--- START OF DATASET ROWS ---
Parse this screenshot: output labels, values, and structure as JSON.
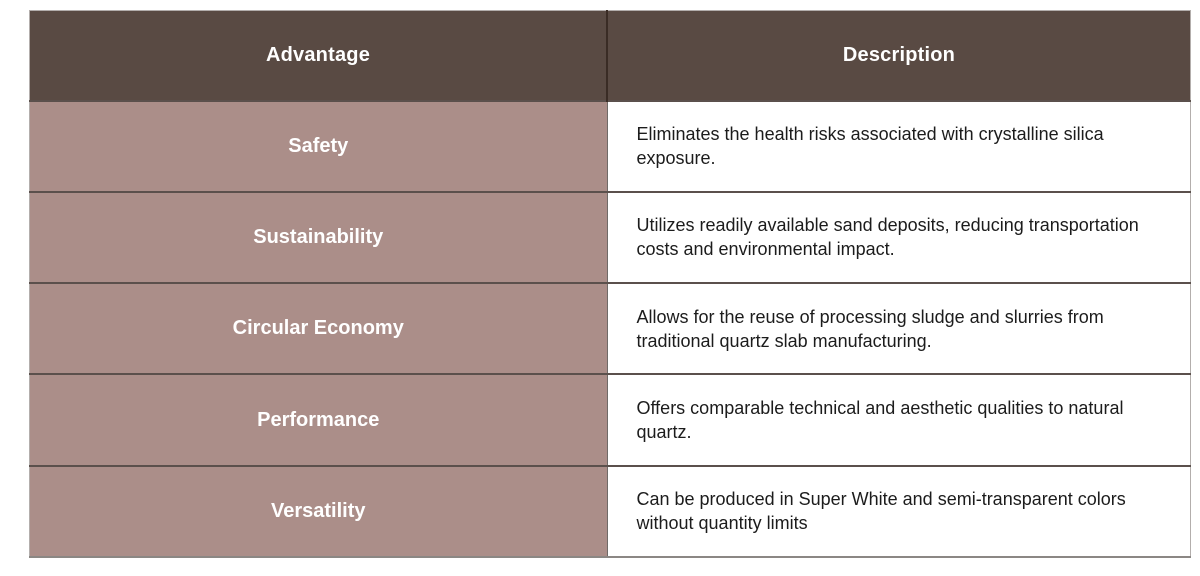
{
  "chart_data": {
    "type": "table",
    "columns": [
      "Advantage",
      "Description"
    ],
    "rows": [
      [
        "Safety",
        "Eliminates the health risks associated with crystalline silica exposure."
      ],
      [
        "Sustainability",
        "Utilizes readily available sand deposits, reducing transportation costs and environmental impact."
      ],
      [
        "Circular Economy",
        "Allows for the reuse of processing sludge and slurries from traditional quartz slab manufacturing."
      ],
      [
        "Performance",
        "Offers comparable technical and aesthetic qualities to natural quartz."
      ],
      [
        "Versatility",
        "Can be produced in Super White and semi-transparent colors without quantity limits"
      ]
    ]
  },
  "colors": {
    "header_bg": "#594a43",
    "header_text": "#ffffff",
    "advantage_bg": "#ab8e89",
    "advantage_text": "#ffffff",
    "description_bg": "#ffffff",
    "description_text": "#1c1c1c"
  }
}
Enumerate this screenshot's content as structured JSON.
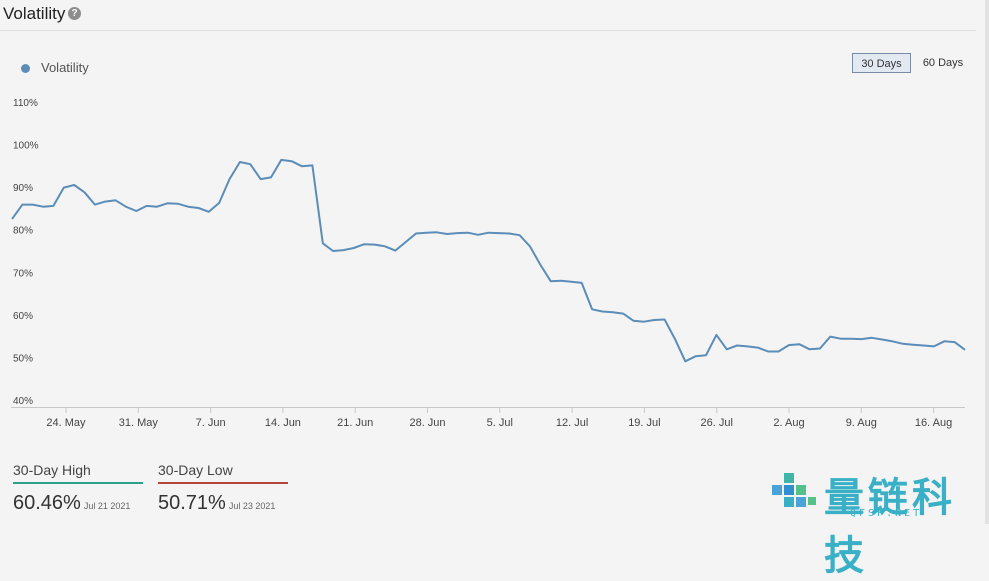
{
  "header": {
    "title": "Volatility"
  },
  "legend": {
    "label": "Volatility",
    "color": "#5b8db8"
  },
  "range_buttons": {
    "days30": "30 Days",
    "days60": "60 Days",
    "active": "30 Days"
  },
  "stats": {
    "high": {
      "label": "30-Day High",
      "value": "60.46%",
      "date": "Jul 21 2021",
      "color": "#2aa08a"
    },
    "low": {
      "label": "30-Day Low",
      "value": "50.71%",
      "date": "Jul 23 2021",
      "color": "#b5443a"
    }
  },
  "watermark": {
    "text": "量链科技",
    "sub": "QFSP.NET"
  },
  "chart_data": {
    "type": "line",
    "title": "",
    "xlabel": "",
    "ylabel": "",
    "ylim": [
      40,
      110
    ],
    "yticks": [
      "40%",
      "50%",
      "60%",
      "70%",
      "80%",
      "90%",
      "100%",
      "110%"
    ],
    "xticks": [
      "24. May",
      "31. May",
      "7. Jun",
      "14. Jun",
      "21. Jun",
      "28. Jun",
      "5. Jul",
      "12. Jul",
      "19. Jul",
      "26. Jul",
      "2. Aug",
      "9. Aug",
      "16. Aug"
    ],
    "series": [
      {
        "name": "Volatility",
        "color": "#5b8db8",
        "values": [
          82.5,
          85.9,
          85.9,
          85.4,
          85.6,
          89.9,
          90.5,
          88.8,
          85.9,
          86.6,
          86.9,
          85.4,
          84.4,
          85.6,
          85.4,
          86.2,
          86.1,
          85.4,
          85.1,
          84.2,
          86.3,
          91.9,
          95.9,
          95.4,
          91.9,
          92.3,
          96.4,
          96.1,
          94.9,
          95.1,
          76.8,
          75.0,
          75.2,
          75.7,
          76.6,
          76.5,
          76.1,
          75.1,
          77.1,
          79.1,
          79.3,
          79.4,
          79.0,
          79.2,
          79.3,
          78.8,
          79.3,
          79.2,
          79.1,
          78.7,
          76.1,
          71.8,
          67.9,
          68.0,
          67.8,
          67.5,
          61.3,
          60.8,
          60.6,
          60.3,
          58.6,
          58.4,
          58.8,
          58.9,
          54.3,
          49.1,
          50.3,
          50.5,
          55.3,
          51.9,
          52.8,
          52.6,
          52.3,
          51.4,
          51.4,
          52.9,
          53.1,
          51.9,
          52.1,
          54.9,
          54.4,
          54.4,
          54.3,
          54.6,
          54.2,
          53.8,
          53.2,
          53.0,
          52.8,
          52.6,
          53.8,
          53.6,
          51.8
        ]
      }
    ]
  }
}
--- END OF DATASET ROWS ---
Strip the images and reproduce the remaining records precisely.

* ANSWER TO THE PROBLEM
Parse this screenshot: output labels, values, and structure as JSON.
{
  "chart_data": {
    "type": "table",
    "columns": [
      "Advantage",
      "Description"
    ],
    "rows": [
      [
        "Safety",
        "Eliminates the health risks associated with crystalline silica exposure."
      ],
      [
        "Sustainability",
        "Utilizes readily available sand deposits, reducing transportation costs and environmental impact."
      ],
      [
        "Circular Economy",
        "Allows for the reuse of processing sludge and slurries from traditional quartz slab manufacturing."
      ],
      [
        "Performance",
        "Offers comparable technical and aesthetic qualities to natural quartz."
      ],
      [
        "Versatility",
        "Can be produced in Super White and semi-transparent colors without quantity limits"
      ]
    ]
  },
  "colors": {
    "header_bg": "#594a43",
    "header_text": "#ffffff",
    "advantage_bg": "#ab8e89",
    "advantage_text": "#ffffff",
    "description_bg": "#ffffff",
    "description_text": "#1c1c1c"
  }
}
Enumerate this screenshot's content as structured JSON.
{
  "header": {
    "title": "Volatility"
  },
  "legend": {
    "label": "Volatility",
    "color": "#5b8db8"
  },
  "range_buttons": {
    "days30": "30 Days",
    "days60": "60 Days",
    "active": "30 Days"
  },
  "stats": {
    "high": {
      "label": "30-Day High",
      "value": "60.46%",
      "date": "Jul 21 2021",
      "color": "#2aa08a"
    },
    "low": {
      "label": "30-Day Low",
      "value": "50.71%",
      "date": "Jul 23 2021",
      "color": "#b5443a"
    }
  },
  "watermark": {
    "text": "量链科技",
    "sub": "QFSP.NET"
  },
  "chart_data": {
    "type": "line",
    "title": "",
    "xlabel": "",
    "ylabel": "",
    "ylim": [
      40,
      110
    ],
    "yticks": [
      "40%",
      "50%",
      "60%",
      "70%",
      "80%",
      "90%",
      "100%",
      "110%"
    ],
    "xticks": [
      "24. May",
      "31. May",
      "7. Jun",
      "14. Jun",
      "21. Jun",
      "28. Jun",
      "5. Jul",
      "12. Jul",
      "19. Jul",
      "26. Jul",
      "2. Aug",
      "9. Aug",
      "16. Aug"
    ],
    "series": [
      {
        "name": "Volatility",
        "color": "#5b8db8",
        "values": [
          82.5,
          85.9,
          85.9,
          85.4,
          85.6,
          89.9,
          90.5,
          88.8,
          85.9,
          86.6,
          86.9,
          85.4,
          84.4,
          85.6,
          85.4,
          86.2,
          86.1,
          85.4,
          85.1,
          84.2,
          86.3,
          91.9,
          95.9,
          95.4,
          91.9,
          92.3,
          96.4,
          96.1,
          94.9,
          95.1,
          76.8,
          75.0,
          75.2,
          75.7,
          76.6,
          76.5,
          76.1,
          75.1,
          77.1,
          79.1,
          79.3,
          79.4,
          79.0,
          79.2,
          79.3,
          78.8,
          79.3,
          79.2,
          79.1,
          78.7,
          76.1,
          71.8,
          67.9,
          68.0,
          67.8,
          67.5,
          61.3,
          60.8,
          60.6,
          60.3,
          58.6,
          58.4,
          58.8,
          58.9,
          54.3,
          49.1,
          50.3,
          50.5,
          55.3,
          51.9,
          52.8,
          52.6,
          52.3,
          51.4,
          51.4,
          52.9,
          53.1,
          51.9,
          52.1,
          54.9,
          54.4,
          54.4,
          54.3,
          54.6,
          54.2,
          53.8,
          53.2,
          53.0,
          52.8,
          52.6,
          53.8,
          53.6,
          51.8
        ]
      }
    ]
  }
}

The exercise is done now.